→ **INSTRUCTION**:
Copy the data exactly as it appears, and do not include any pictures.

[Lines of data]
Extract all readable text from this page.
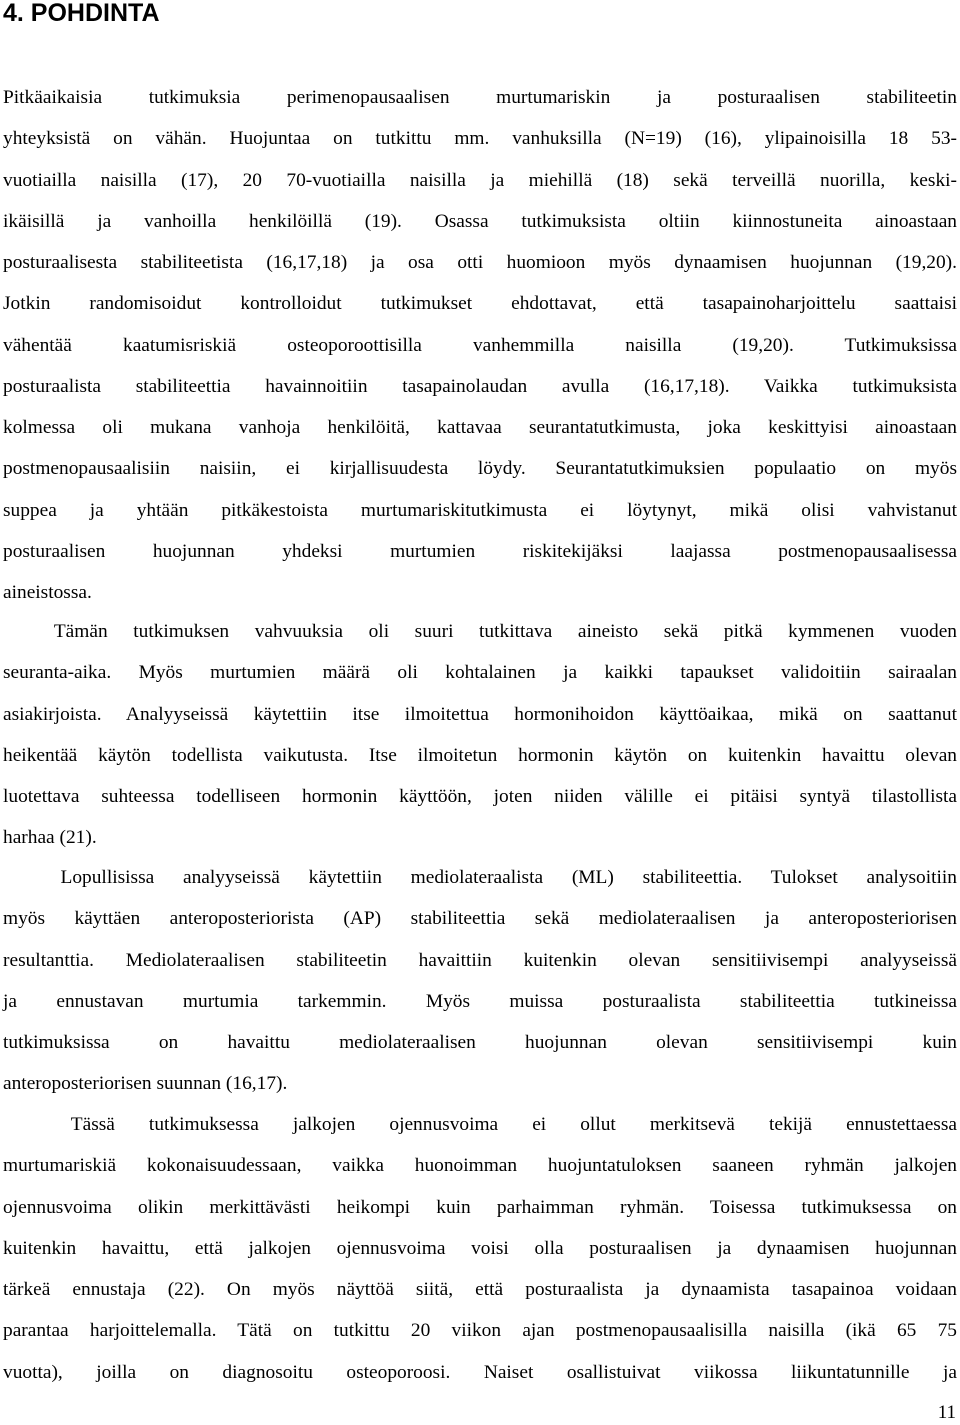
4. POHDINTA
Pitkäaikaisia tutkimuksia perimenopausaalisen murtumariskin ja posturaalisen stabiliteetin
yhteyksistä on vähän. Huojuntaa on tutkittu mm. vanhuksilla (N=19) (16), ylipainoisilla 18 53-
vuotiailla naisilla (17), 20 70-vuotiailla naisilla ja miehillä (18) sekä terveillä nuorilla, keski-
ikäisillä ja vanhoilla henkilöillä (19). Osassa tutkimuksista oltiin kiinnostuneita ainoastaan
posturaalisesta stabiliteetista (16,17,18) ja osa otti huomioon myös dynaamisen huojunnan (19,20).
Jotkin randomisoidut kontrolloidut tutkimukset ehdottavat, että tasapainoharjoittelu saattaisi
vähentää kaatumisriskiä osteoporoottisilla vanhemmilla naisilla (19,20). Tutkimuksissa
posturaalista stabiliteettia havainnoitiin tasapainolaudan avulla (16,17,18). Vaikka tutkimuksista
kolmessa oli mukana vanhoja henkilöitä, kattavaa seurantatutkimusta, joka keskittyisi ainoastaan
postmenopausaalisiin naisiin, ei kirjallisuudesta löydy. Seurantatutkimuksien populaatio on myös
suppea ja yhtään pitkäkestoista murtumariskitutkimusta ei löytynyt, mikä olisi vahvistanut
posturaalisen huojunnan yhdeksi murtumien riskitekijäksi laajassa postmenopausaalisessa
aineistossa.
Tämän tutkimuksen vahvuuksia oli suuri tutkittava aineisto sekä pitkä kymmenen vuoden
seuranta-aika. Myös murtumien määrä oli kohtalainen ja kaikki tapaukset validoitiin sairaalan
asiakirjoista. Analyyseissä käytettiin itse ilmoitettua hormonihoidon käyttöaikaa, mikä on saattanut
heikentää käytön todellista vaikutusta. Itse ilmoitetun hormonin käytön on kuitenkin havaittu olevan
luotettava suhteessa todelliseen hormonin käyttöön, joten niiden välille ei pitäisi syntyä tilastollista
harhaa (21).
Lopullisissa analyyseissä käytettiin mediolateraalista (ML) stabiliteettia. Tulokset analysoitiin
myös käyttäen anteroposteriorista (AP) stabiliteettia sekä mediolateraalisen ja anteroposteriorisen
resultanttia. Mediolateraalisen stabiliteetin havaittiin kuitenkin olevan sensitiivisempi analyyseissä
ja ennustavan murtumia tarkemmin. Myös muissa posturaalista stabiliteettia tutkineissa
tutkimuksissa on havaittu mediolateraalisen huojunnan olevan sensitiivisempi kuin
anteroposteriorisen suunnan (16,17).
Tässä tutkimuksessa jalkojen ojennusvoima ei ollut merkitsevä tekijä ennustettaessa
murtumariskiä kokonaisuudessaan, vaikka huonoimman huojuntatuloksen saaneen ryhmän jalkojen
ojennusvoima olikin merkittävästi heikompi kuin parhaimman ryhmän. Toisessa tutkimuksessa on
kuitenkin havaittu, että jalkojen ojennusvoima voisi olla posturaalisen ja dynaamisen huojunnan
tärkeä ennustaja (22). On myös näyttöä siitä, että posturaalista ja dynaamista tasapainoa voidaan
parantaa harjoittelemalla. Tätä on tutkittu 20 viikon ajan postmenopausaalisilla naisilla (ikä 65 75
vuotta), joilla on diagnosoitu osteoporoosi. Naiset osallistuivat viikossa liikuntatunnille ja
11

→ **EXERCISE ANSWER**:
Extract all readable text from this page.
4. POHDINTA
Pitkäaikaisia tutkimuksia perimenopausaalisen murtumariskin ja posturaalisen stabiliteetin
yhteyksistä on vähän. Huojuntaa on tutkittu mm. vanhuksilla (N=19) (16), ylipainoisilla 18 53-
vuotiailla naisilla (17), 20 70-vuotiailla naisilla ja miehillä (18) sekä terveillä nuorilla, keski-
ikäisillä ja vanhoilla henkilöillä (19). Osassa tutkimuksista oltiin kiinnostuneita ainoastaan
posturaalisesta stabiliteetista (16,17,18) ja osa otti huomioon myös dynaamisen huojunnan (19,20).
Jotkin randomisoidut kontrolloidut tutkimukset ehdottavat, että tasapainoharjoittelu saattaisi
vähentää kaatumisriskiä osteoporoottisilla vanhemmilla naisilla (19,20). Tutkimuksissa
posturaalista stabiliteettia havainnoitiin tasapainolaudan avulla (16,17,18). Vaikka tutkimuksista
kolmessa oli mukana vanhoja henkilöitä, kattavaa seurantatutkimusta, joka keskittyisi ainoastaan
postmenopausaalisiin naisiin, ei kirjallisuudesta löydy. Seurantatutkimuksien populaatio on myös
suppea ja yhtään pitkäkestoista murtumariskitutkimusta ei löytynyt, mikä olisi vahvistanut
posturaalisen huojunnan yhdeksi murtumien riskitekijäksi laajassa postmenopausaalisessa
aineistossa.
Tämän tutkimuksen vahvuuksia oli suuri tutkittava aineisto sekä pitkä kymmenen vuoden
seuranta-aika. Myös murtumien määrä oli kohtalainen ja kaikki tapaukset validoitiin sairaalan
asiakirjoista. Analyyseissä käytettiin itse ilmoitettua hormonihoidon käyttöaikaa, mikä on saattanut
heikentää käytön todellista vaikutusta. Itse ilmoitetun hormonin käytön on kuitenkin havaittu olevan
luotettava suhteessa todelliseen hormonin käyttöön, joten niiden välille ei pitäisi syntyä tilastollista
harhaa (21).
Lopullisissa analyyseissä käytettiin mediolateraalista (ML) stabiliteettia. Tulokset analysoitiin
myös käyttäen anteroposteriorista (AP) stabiliteettia sekä mediolateraalisen ja anteroposteriorisen
resultanttia. Mediolateraalisen stabiliteetin havaittiin kuitenkin olevan sensitiivisempi analyyseissä
ja ennustavan murtumia tarkemmin. Myös muissa posturaalista stabiliteettia tutkineissa
tutkimuksissa on havaittu mediolateraalisen huojunnan olevan sensitiivisempi kuin
anteroposteriorisen suunnan (16,17).
Tässä tutkimuksessa jalkojen ojennusvoima ei ollut merkitsevä tekijä ennustettaessa
murtumariskiä kokonaisuudessaan, vaikka huonoimman huojuntatuloksen saaneen ryhmän jalkojen
ojennusvoima olikin merkittävästi heikompi kuin parhaimman ryhmän. Toisessa tutkimuksessa on
kuitenkin havaittu, että jalkojen ojennusvoima voisi olla posturaalisen ja dynaamisen huojunnan
tärkeä ennustaja (22). On myös näyttöä siitä, että posturaalista ja dynaamista tasapainoa voidaan
parantaa harjoittelemalla. Tätä on tutkittu 20 viikon ajan postmenopausaalisilla naisilla (ikä 65 75
vuotta), joilla on diagnosoitu osteoporoosi. Naiset osallistuivat viikossa liikuntatunnille ja
11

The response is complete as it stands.